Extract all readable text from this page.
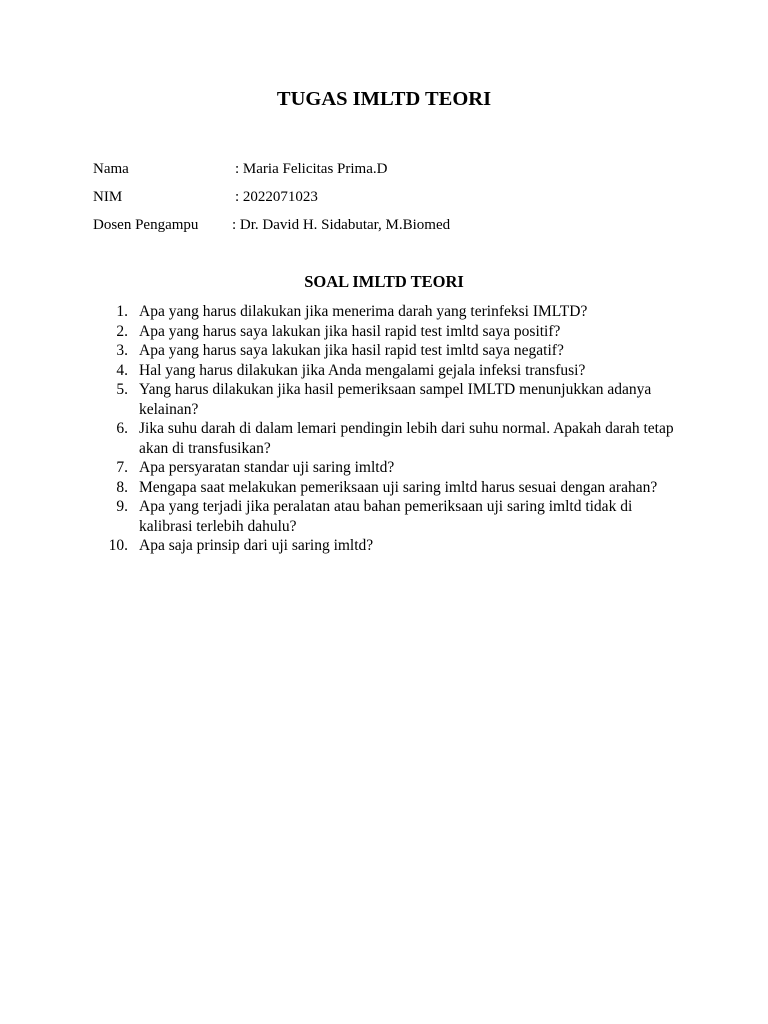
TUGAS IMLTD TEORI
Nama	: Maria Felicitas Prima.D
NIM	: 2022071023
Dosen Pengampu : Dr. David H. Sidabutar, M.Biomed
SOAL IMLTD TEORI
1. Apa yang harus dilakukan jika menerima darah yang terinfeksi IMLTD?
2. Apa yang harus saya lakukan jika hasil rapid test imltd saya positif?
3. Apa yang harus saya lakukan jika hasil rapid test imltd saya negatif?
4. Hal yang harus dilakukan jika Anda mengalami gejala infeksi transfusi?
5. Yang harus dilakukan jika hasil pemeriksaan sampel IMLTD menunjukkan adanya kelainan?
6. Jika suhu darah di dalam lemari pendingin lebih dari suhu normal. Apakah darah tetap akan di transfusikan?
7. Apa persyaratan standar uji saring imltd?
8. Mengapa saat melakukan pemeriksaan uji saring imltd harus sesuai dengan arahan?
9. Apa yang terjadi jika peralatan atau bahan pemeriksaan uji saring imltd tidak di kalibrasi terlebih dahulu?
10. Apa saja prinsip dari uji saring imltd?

= = =

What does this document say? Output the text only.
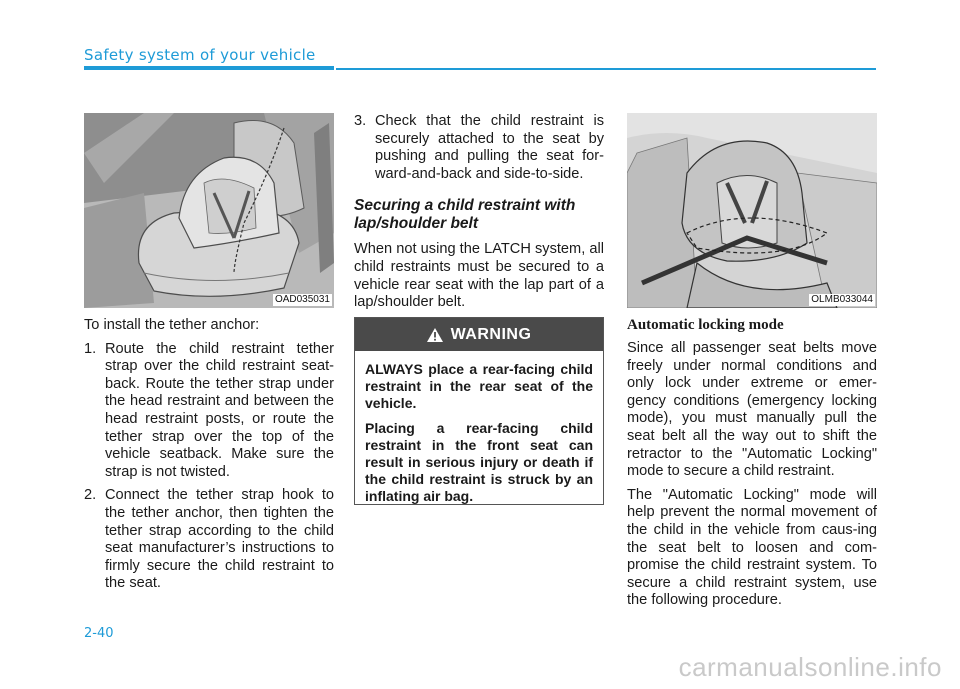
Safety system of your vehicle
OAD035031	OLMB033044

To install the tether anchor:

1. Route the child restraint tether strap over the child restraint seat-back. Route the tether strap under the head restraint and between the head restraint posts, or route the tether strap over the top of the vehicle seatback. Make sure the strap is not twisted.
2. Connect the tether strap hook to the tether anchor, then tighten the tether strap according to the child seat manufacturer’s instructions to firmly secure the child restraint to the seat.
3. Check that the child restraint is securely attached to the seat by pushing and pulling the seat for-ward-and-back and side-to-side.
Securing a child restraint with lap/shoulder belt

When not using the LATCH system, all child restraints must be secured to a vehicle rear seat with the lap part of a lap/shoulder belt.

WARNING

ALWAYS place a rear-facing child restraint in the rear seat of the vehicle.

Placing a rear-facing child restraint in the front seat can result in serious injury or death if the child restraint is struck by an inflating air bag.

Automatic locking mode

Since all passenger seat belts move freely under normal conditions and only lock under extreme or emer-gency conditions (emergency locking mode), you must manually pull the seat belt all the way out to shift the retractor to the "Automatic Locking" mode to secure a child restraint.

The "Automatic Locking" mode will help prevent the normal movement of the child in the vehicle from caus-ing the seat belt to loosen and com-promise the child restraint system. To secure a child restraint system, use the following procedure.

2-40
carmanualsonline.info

= = =

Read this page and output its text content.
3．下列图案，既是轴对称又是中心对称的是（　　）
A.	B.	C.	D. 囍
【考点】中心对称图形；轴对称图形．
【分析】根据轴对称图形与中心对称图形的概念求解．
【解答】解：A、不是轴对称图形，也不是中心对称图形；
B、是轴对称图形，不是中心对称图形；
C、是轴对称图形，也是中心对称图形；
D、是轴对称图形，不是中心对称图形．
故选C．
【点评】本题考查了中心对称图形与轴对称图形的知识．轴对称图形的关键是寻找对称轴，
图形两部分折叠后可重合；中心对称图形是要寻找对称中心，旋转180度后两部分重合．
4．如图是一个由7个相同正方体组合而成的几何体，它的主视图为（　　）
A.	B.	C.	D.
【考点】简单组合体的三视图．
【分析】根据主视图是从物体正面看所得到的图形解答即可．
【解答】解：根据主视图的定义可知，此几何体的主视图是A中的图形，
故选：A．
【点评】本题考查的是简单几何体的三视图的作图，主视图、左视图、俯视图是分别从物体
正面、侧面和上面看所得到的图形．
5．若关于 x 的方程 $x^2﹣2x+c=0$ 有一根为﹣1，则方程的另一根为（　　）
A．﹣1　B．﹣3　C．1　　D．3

= = =

• **The request**: Search the records for the string "this" and return every line in which it occurs.

• **Reply to the exercise**:
Extract all readable text from this page.
What does this document say? Output the text only.
Read this page and output its text content.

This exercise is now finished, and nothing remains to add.